§ RECORDS PROVIDED:
· · · · · · ·
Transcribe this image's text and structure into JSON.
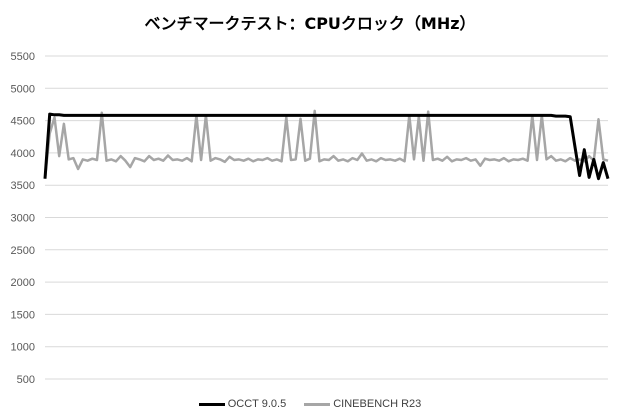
{
  "chart_data": {
    "type": "line",
    "title": "ベンチマークテスト：CPUクロック（MHz）",
    "xlabel": "",
    "ylabel": "",
    "ylim": [
      500,
      5500
    ],
    "yticks": [
      500,
      1000,
      1500,
      2000,
      2500,
      3000,
      3500,
      4000,
      4500,
      5000,
      5500
    ],
    "grid": true,
    "legend_position": "bottom",
    "series": [
      {
        "name": "OCCT 9.0.5",
        "color": "#000000",
        "values": [
          3600,
          4600,
          4590,
          4590,
          4580,
          4580,
          4580,
          4580,
          4580,
          4580,
          4580,
          4580,
          4580,
          4580,
          4580,
          4580,
          4580,
          4580,
          4580,
          4580,
          4580,
          4580,
          4580,
          4580,
          4580,
          4580,
          4580,
          4580,
          4580,
          4580,
          4580,
          4580,
          4580,
          4580,
          4580,
          4580,
          4580,
          4580,
          4580,
          4580,
          4580,
          4580,
          4580,
          4580,
          4580,
          4580,
          4580,
          4580,
          4580,
          4580,
          4580,
          4580,
          4580,
          4580,
          4580,
          4580,
          4580,
          4580,
          4580,
          4580,
          4580,
          4580,
          4580,
          4580,
          4580,
          4580,
          4580,
          4580,
          4580,
          4580,
          4580,
          4580,
          4580,
          4580,
          4580,
          4580,
          4580,
          4580,
          4580,
          4580,
          4580,
          4580,
          4580,
          4580,
          4580,
          4580,
          4580,
          4580,
          4580,
          4580,
          4580,
          4580,
          4580,
          4580,
          4580,
          4580,
          4580,
          4580,
          4580,
          4580,
          4580,
          4580,
          4580,
          4580,
          4580,
          4580,
          4580,
          4580,
          4570,
          4570,
          4570,
          4560,
          4100,
          3650,
          4050,
          3620,
          3900,
          3600,
          3850,
          3600
        ]
      },
      {
        "name": "CINEBENCH R23",
        "color": "#a6a6a6",
        "values": [
          3600,
          4300,
          4550,
          3950,
          4450,
          3900,
          3920,
          3750,
          3900,
          3880,
          3910,
          3890,
          4620,
          3880,
          3900,
          3870,
          3950,
          3880,
          3780,
          3920,
          3900,
          3870,
          3950,
          3890,
          3910,
          3880,
          3960,
          3890,
          3900,
          3880,
          3920,
          3870,
          4580,
          3890,
          4580,
          3880,
          3920,
          3900,
          3860,
          3940,
          3890,
          3900,
          3880,
          3910,
          3870,
          3900,
          3890,
          3920,
          3880,
          3900,
          3870,
          4550,
          3890,
          3900,
          4530,
          3880,
          3910,
          4650,
          3870,
          3900,
          3890,
          3950,
          3880,
          3900,
          3870,
          3920,
          3890,
          3990,
          3880,
          3900,
          3870,
          3920,
          3890,
          3900,
          3880,
          3910,
          3870,
          4580,
          3900,
          4560,
          3880,
          4640,
          3890,
          3910,
          3880,
          3940,
          3870,
          3900,
          3890,
          3920,
          3880,
          3900,
          3800,
          3910,
          3890,
          3900,
          3880,
          3920,
          3870,
          3900,
          3890,
          3910,
          3880,
          4580,
          3890,
          4580,
          3900,
          3950,
          3880,
          3900,
          3870,
          3920,
          3880,
          3900,
          3870,
          3950,
          3880,
          4520,
          3900,
          3880
        ]
      }
    ]
  }
}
· · · · · · ·
§ REQUIRED WORK: Pictures are to be left out; repeat all the remaining data exactly.

§ TASK RESULT:
Transcribe this image's text and structure into JSON.
{
  "chart_data": {
    "type": "line",
    "title": "ベンチマークテスト：CPUクロック（MHz）",
    "xlabel": "",
    "ylabel": "",
    "ylim": [
      500,
      5500
    ],
    "yticks": [
      500,
      1000,
      1500,
      2000,
      2500,
      3000,
      3500,
      4000,
      4500,
      5000,
      5500
    ],
    "grid": true,
    "legend_position": "bottom",
    "series": [
      {
        "name": "OCCT 9.0.5",
        "color": "#000000",
        "values": [
          3600,
          4600,
          4590,
          4590,
          4580,
          4580,
          4580,
          4580,
          4580,
          4580,
          4580,
          4580,
          4580,
          4580,
          4580,
          4580,
          4580,
          4580,
          4580,
          4580,
          4580,
          4580,
          4580,
          4580,
          4580,
          4580,
          4580,
          4580,
          4580,
          4580,
          4580,
          4580,
          4580,
          4580,
          4580,
          4580,
          4580,
          4580,
          4580,
          4580,
          4580,
          4580,
          4580,
          4580,
          4580,
          4580,
          4580,
          4580,
          4580,
          4580,
          4580,
          4580,
          4580,
          4580,
          4580,
          4580,
          4580,
          4580,
          4580,
          4580,
          4580,
          4580,
          4580,
          4580,
          4580,
          4580,
          4580,
          4580,
          4580,
          4580,
          4580,
          4580,
          4580,
          4580,
          4580,
          4580,
          4580,
          4580,
          4580,
          4580,
          4580,
          4580,
          4580,
          4580,
          4580,
          4580,
          4580,
          4580,
          4580,
          4580,
          4580,
          4580,
          4580,
          4580,
          4580,
          4580,
          4580,
          4580,
          4580,
          4580,
          4580,
          4580,
          4580,
          4580,
          4580,
          4580,
          4580,
          4580,
          4570,
          4570,
          4570,
          4560,
          4100,
          3650,
          4050,
          3620,
          3900,
          3600,
          3850,
          3600
        ]
      },
      {
        "name": "CINEBENCH R23",
        "color": "#a6a6a6",
        "values": [
          3600,
          4300,
          4550,
          3950,
          4450,
          3900,
          3920,
          3750,
          3900,
          3880,
          3910,
          3890,
          4620,
          3880,
          3900,
          3870,
          3950,
          3880,
          3780,
          3920,
          3900,
          3870,
          3950,
          3890,
          3910,
          3880,
          3960,
          3890,
          3900,
          3880,
          3920,
          3870,
          4580,
          3890,
          4580,
          3880,
          3920,
          3900,
          3860,
          3940,
          3890,
          3900,
          3880,
          3910,
          3870,
          3900,
          3890,
          3920,
          3880,
          3900,
          3870,
          4550,
          3890,
          3900,
          4530,
          3880,
          3910,
          4650,
          3870,
          3900,
          3890,
          3950,
          3880,
          3900,
          3870,
          3920,
          3890,
          3990,
          3880,
          3900,
          3870,
          3920,
          3890,
          3900,
          3880,
          3910,
          3870,
          4580,
          3900,
          4560,
          3880,
          4640,
          3890,
          3910,
          3880,
          3940,
          3870,
          3900,
          3890,
          3920,
          3880,
          3900,
          3800,
          3910,
          3890,
          3900,
          3880,
          3920,
          3870,
          3900,
          3890,
          3910,
          3880,
          4580,
          3890,
          4580,
          3900,
          3950,
          3880,
          3900,
          3870,
          3920,
          3880,
          3900,
          3870,
          3950,
          3880,
          4520,
          3900,
          3880
        ]
      }
    ]
  }
}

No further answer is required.